● **Work required**
Skip the pictures and extract all of the lines exactly as written.

— start of Records shown —

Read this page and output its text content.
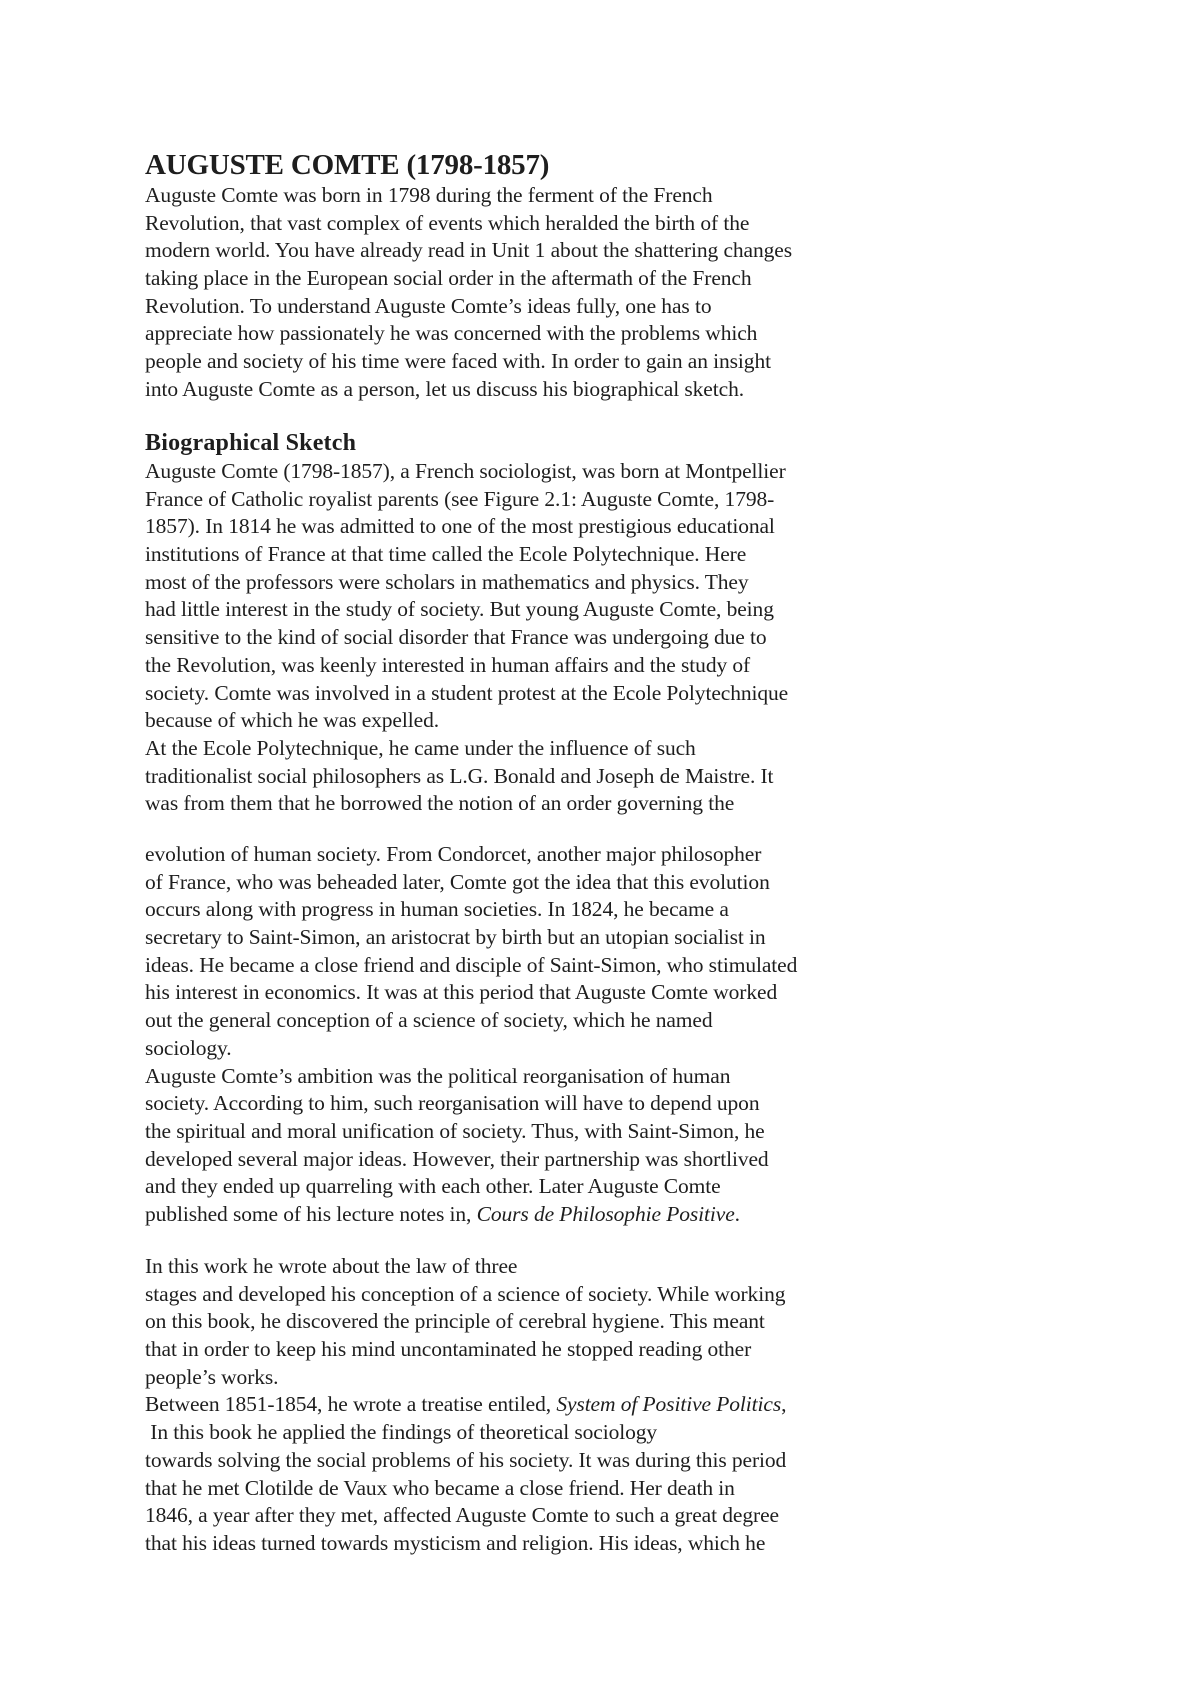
AUGUSTE COMTE (1798-1857)
Auguste Comte was born in 1798 during the ferment of the French
Revolution, that vast complex of events which heralded the birth of the
modern world. You have already read in Unit 1 about the shattering changes
taking place in the European social order in the aftermath of the French
Revolution. To understand Auguste Comte’s ideas fully, one has to
appreciate how passionately he was concerned with the problems which
people and society of his time were faced with. In order to gain an insight
into Auguste Comte as a person, let us discuss his biographical sketch.
Biographical Sketch
Auguste Comte (1798-1857), a French sociologist, was born at Montpellier
France of Catholic royalist parents (see Figure 2.1: Auguste Comte, 1798-
1857). In 1814 he was admitted to one of the most prestigious educational
institutions of France at that time called the Ecole Polytechnique. Here
most of the professors were scholars in mathematics and physics. They
had little interest in the study of society. But young Auguste Comte, being
sensitive to the kind of social disorder that France was undergoing due to
the Revolution, was keenly interested in human affairs and the study of
society. Comte was involved in a student protest at the Ecole Polytechnique
because of which he was expelled.
At the Ecole Polytechnique, he came under the influence of such
traditionalist social philosophers as L.G. Bonald and Joseph de Maistre. It
was from them that he borrowed the notion of an order governing the
evolution of human society. From Condorcet, another major philosopher
of France, who was beheaded later, Comte got the idea that this evolution
occurs along with progress in human societies. In 1824, he became a
secretary to Saint-Simon, an aristocrat by birth but an utopian socialist in
ideas. He became a close friend and disciple of Saint-Simon, who stimulated
his interest in economics. It was at this period that Auguste Comte worked
out the general conception of a science of society, which he named
sociology.
Auguste Comte’s ambition was the political reorganisation of human
society. According to him, such reorganisation will have to depend upon
the spiritual and moral unification of society. Thus, with Saint-Simon, he
developed several major ideas. However, their partnership was shortlived
and they ended up quarreling with each other. Later Auguste Comte
published some of his lecture notes in, Cours de Philosophie Positive.
In this work he wrote about the law of three
stages and developed his conception of a science of society. While working
on this book, he discovered the principle of cerebral hygiene. This meant
that in order to keep his mind uncontaminated he stopped reading other
people’s works.
Between 1851-1854, he wrote a treatise entiled, System of Positive Politics,
In this book he applied the findings of theoretical sociology
towards solving the social problems of his society. It was during this period
that he met Clotilde de Vaux who became a close friend. Her death in
1846, a year after they met, affected Auguste Comte to such a great degree
that his ideas turned towards mysticism and religion. His ideas, which he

— end of Records shown —

● **The output**
Read this page and output its text content.
AUGUSTE COMTE (1798-1857)
Auguste Comte was born in 1798 during the ferment of the French
Revolution, that vast complex of events which heralded the birth of the
modern world. You have already read in Unit 1 about the shattering changes
taking place in the European social order in the aftermath of the French
Revolution. To understand Auguste Comte’s ideas fully, one has to
appreciate how passionately he was concerned with the problems which
people and society of his time were faced with. In order to gain an insight
into Auguste Comte as a person, let us discuss his biographical sketch.
Biographical Sketch
Auguste Comte (1798-1857), a French sociologist, was born at Montpellier
France of Catholic royalist parents (see Figure 2.1: Auguste Comte, 1798-
1857). In 1814 he was admitted to one of the most prestigious educational
institutions of France at that time called the Ecole Polytechnique. Here
most of the professors were scholars in mathematics and physics. They
had little interest in the study of society. But young Auguste Comte, being
sensitive to the kind of social disorder that France was undergoing due to
the Revolution, was keenly interested in human affairs and the study of
society. Comte was involved in a student protest at the Ecole Polytechnique
because of which he was expelled.
At the Ecole Polytechnique, he came under the influence of such
traditionalist social philosophers as L.G. Bonald and Joseph de Maistre. It
was from them that he borrowed the notion of an order governing the
evolution of human society. From Condorcet, another major philosopher
of France, who was beheaded later, Comte got the idea that this evolution
occurs along with progress in human societies. In 1824, he became a
secretary to Saint-Simon, an aristocrat by birth but an utopian socialist in
ideas. He became a close friend and disciple of Saint-Simon, who stimulated
his interest in economics. It was at this period that Auguste Comte worked
out the general conception of a science of society, which he named
sociology.
Auguste Comte’s ambition was the political reorganisation of human
society. According to him, such reorganisation will have to depend upon
the spiritual and moral unification of society. Thus, with Saint-Simon, he
developed several major ideas. However, their partnership was shortlived
and they ended up quarreling with each other. Later Auguste Comte
published some of his lecture notes in, Cours de Philosophie Positive.
In this work he wrote about the law of three
stages and developed his conception of a science of society. While working
on this book, he discovered the principle of cerebral hygiene. This meant
that in order to keep his mind uncontaminated he stopped reading other
people’s works.
Between 1851-1854, he wrote a treatise entiled, System of Positive Politics,
In this book he applied the findings of theoretical sociology
towards solving the social problems of his society. It was during this period
that he met Clotilde de Vaux who became a close friend. Her death in
1846, a year after they met, affected Auguste Comte to such a great degree
that his ideas turned towards mysticism and religion. His ideas, which he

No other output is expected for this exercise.